Required work
Give back each entry unchanged, minus pictures.

Data

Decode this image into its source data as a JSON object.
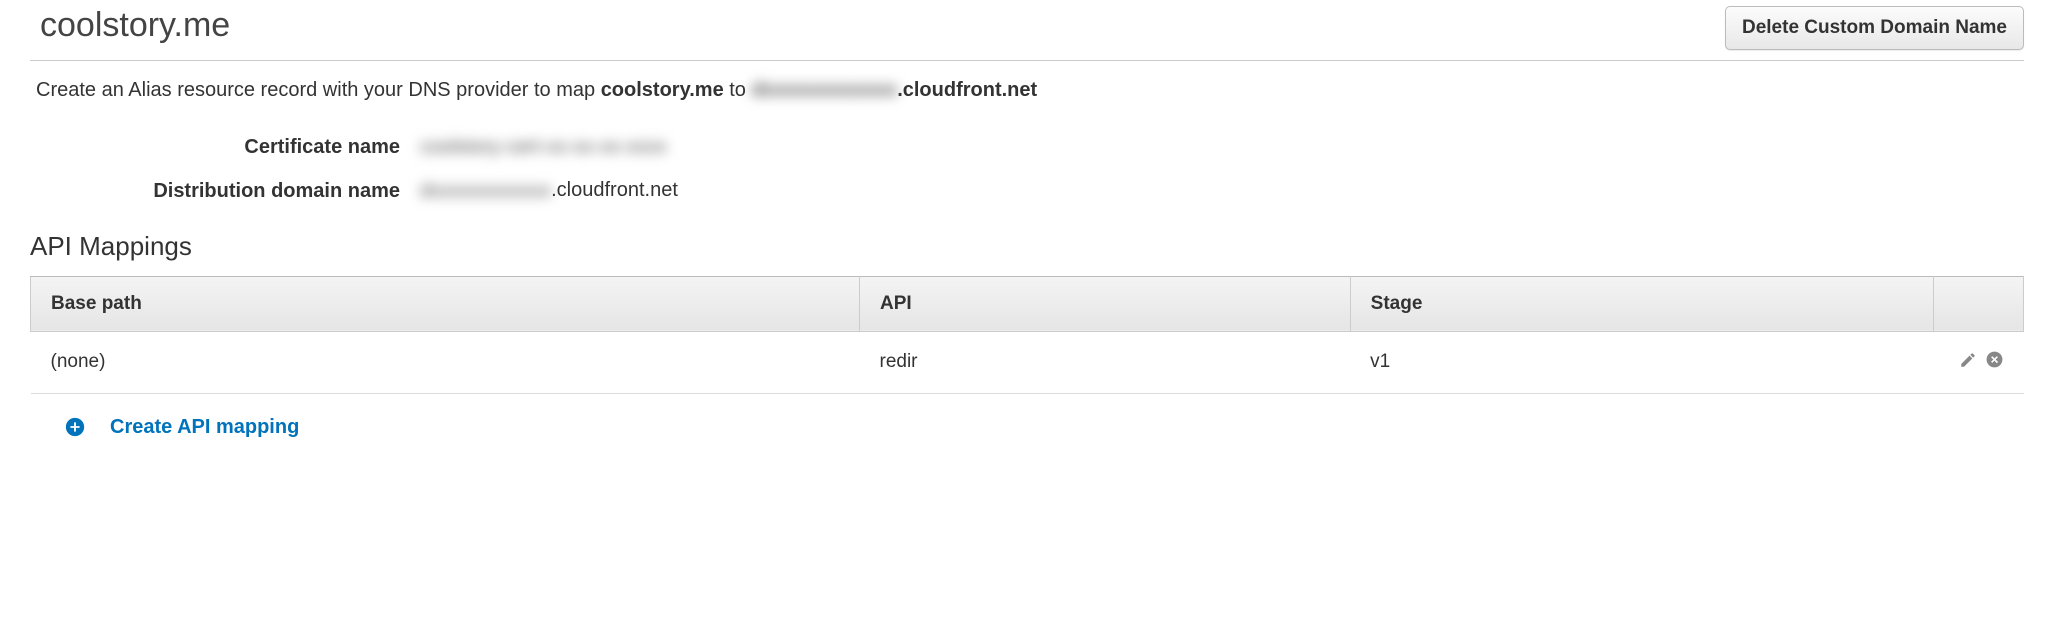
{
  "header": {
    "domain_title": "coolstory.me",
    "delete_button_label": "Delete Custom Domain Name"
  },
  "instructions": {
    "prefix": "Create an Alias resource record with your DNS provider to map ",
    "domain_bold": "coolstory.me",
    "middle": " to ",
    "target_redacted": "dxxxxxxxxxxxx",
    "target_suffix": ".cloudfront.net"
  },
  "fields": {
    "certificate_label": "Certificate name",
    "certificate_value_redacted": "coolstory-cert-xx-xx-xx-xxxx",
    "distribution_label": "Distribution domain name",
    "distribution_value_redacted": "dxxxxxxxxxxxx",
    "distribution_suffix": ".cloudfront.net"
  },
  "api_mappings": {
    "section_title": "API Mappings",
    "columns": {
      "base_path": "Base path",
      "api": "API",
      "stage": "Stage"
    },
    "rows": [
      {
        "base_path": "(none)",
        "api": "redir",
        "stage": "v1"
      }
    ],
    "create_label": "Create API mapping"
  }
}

Exercise response
Decode this image into its source data as a JSON object.
{
  "header": {
    "domain_title": "coolstory.me",
    "delete_button_label": "Delete Custom Domain Name"
  },
  "instructions": {
    "prefix": "Create an Alias resource record with your DNS provider to map ",
    "domain_bold": "coolstory.me",
    "middle": " to ",
    "target_redacted": "dxxxxxxxxxxxx",
    "target_suffix": ".cloudfront.net"
  },
  "fields": {
    "certificate_label": "Certificate name",
    "certificate_value_redacted": "coolstory-cert-xx-xx-xx-xxxx",
    "distribution_label": "Distribution domain name",
    "distribution_value_redacted": "dxxxxxxxxxxxx",
    "distribution_suffix": ".cloudfront.net"
  },
  "api_mappings": {
    "section_title": "API Mappings",
    "columns": {
      "base_path": "Base path",
      "api": "API",
      "stage": "Stage"
    },
    "rows": [
      {
        "base_path": "(none)",
        "api": "redir",
        "stage": "v1"
      }
    ],
    "create_label": "Create API mapping"
  }
}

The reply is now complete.